READING PASSAGE:
* * *

Well, this year hasn’t been too productive in my usual spots for wild foraging my Muscadines; so, I wound up purchasing some Scuppernongs at the local farmer’s market. Scuppernongs are the green/gold variety of Muscadines. I think the flavor is a little lighter, and maybe has a little honey note to it. (I’ve thought about making a Scuppernong mead, but haven’t done it yet.) I bought a “one gallon” bag of grapes for $10.00 and weighed them when I got home. It was literally one big grape over four pounds. Of course, I ate about 4 or 5, so it was about 3 pounds and 14-1/2 ounces when I started the jelly making process.

Mashing and boiling the grapes.

Mashing and boiling the grapes.

The recipe that I’m using is from the USDA Guidelines…pretty much have to do that if I want to be able to enter my final product in the N.C. State Fair Food Preservation competition. (I’ve entered a number of things over the last four years and won two first place blue ribbons and several second place ribbons.) Here’s a link to the recipe: http://nchfp.uga.edu/how/can_07/grape_jelly_powder.html   But keep in mind, things don’t always work out perfectly regarding volume.

Grapes after 10 minute simmer.

Grapes after 10 minute simmer.

* * *

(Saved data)

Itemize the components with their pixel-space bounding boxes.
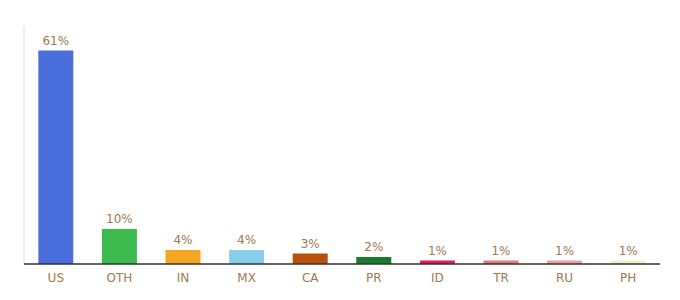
x-axis-line bbox=[24, 263, 660, 265]
bar bbox=[356, 257, 391, 264]
data-label: 1% bbox=[491, 244, 510, 258]
data-label: 3% bbox=[301, 237, 320, 251]
bar bbox=[293, 254, 328, 265]
data-label: 1% bbox=[619, 244, 638, 258]
bars bbox=[38, 51, 645, 265]
bar bbox=[102, 229, 137, 264]
bar bbox=[38, 51, 73, 265]
x-tick-label: RU bbox=[556, 271, 573, 285]
data-label: 2% bbox=[364, 240, 383, 254]
data-label: 4% bbox=[173, 233, 192, 247]
chart: US OTH IN MX CA PR ID TR RU PH 61% 10% 4% 4% 3% 2% 1% 1% 1… bbox=[0, 0, 680, 300]
x-tick-label: IN bbox=[177, 271, 190, 285]
x-tick-label: OTH bbox=[106, 271, 132, 285]
x-tick-label: CA bbox=[302, 271, 319, 285]
x-tick-label: TR bbox=[492, 271, 509, 285]
data-label: 61% bbox=[42, 34, 69, 48]
y-axis-line bbox=[24, 26, 25, 264]
x-tick-label: PR bbox=[366, 271, 382, 285]
bar bbox=[229, 250, 264, 264]
data-label: 1% bbox=[555, 244, 574, 258]
x-tick-label: PH bbox=[620, 271, 636, 285]
x-tick-label: US bbox=[48, 271, 64, 285]
bar bbox=[166, 250, 201, 264]
data-label: 1% bbox=[428, 244, 447, 258]
data-label: 4% bbox=[237, 233, 256, 247]
x-tick-label: ID bbox=[431, 271, 444, 285]
chart-container: US OTH IN MX CA PR ID TR RU PH 61% 10% 4% 4% 3% 2% 1% 1% 1… bbox=[0, 0, 680, 300]
data-label: 10% bbox=[106, 212, 133, 226]
x-tick-label: MX bbox=[237, 271, 256, 285]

* * *

GIVEN REQUEST A:
In the grape jelly post, how much did the "one gallon" bag of Scuppernongs cost?
GIVEN REQUEST B:
Copy the grape jelly post word for word, starting with "Well, this year" and going on through "jelly making process.".
GIVEN REQUEST C:
Pick up the post about making Scuppernong jelly where it stops and write what comes next.
The rows aren't needed for any of this.

REPLY A:
$10.00

REPLY B:
Well, this year hasn’t been too productive in my usual spots for wild foraging my Muscadines; so, I wound up purchasing some Scuppernongs at the local farmer’s market. Scuppernongs are the green/gold variety of Muscadines. I think the flavor is a little lighter, and maybe has a little honey note to it. (I’ve thought about making a Scuppernong mead, but haven’t done it yet.) I bought a “one gallon” bag of grapes for $10.00 and weighed them when I got home. It was literally one big grape over four pounds. Of course, I ate about 4 or 5, so it was about 3 pounds and 14-1/2 ounces when I started the jelly making process.

REPLY C:
This time, the grapes I had yielded only 3-1/2 cups of juice…even though the recipe only calls for 3-1/2 pounds of grapes and a cup of water. The recipe is based on Concord grapes, though…maybe they provide a better yield than Scuppernongs. Anyway, to get to the 5 cups of juice that is called for, I strained my grapes through a cheesecloth bag that I created and hung from a cabinet and allowed to drip into a bowl.

Extracting the grape juice.

Extracting the grape juice.

After squeezing the pulp, I put another 1-1/2 cups of water in a pot on the stove and boiled the cheesecloth bag in it, like a teabag for ten minutes. I poured the now-flavored water into the bowl and re-hung the bag to drip. I’m trying to keep the flavor from getting watered down.

The juice is now refrigerated until I’m ready  to continue the process tomorrow. This allows any sediment to settle and reduces the chance of tartrate crystals forming in the final product. The juice will be filtered through cheesecloth again before continuing.

Next Day: I ran the juice through cheesecloth and held back a tiny amout of sediment. I needed to add about a 1/2 c. of water to make 5 cups total.

Almost ready to can.

Almost ready to can.

Followed the rest of the recipe instructions and ended with nine 1/2-pint jelly jars and processed them in the water bath canner for 5 minutes. Now they sit for 24 hours. (I love hearing those lids popping as the vacuum seals them to the jars!)

Jars of Scuppernong jelly.

Jars of Scuppernong jelly.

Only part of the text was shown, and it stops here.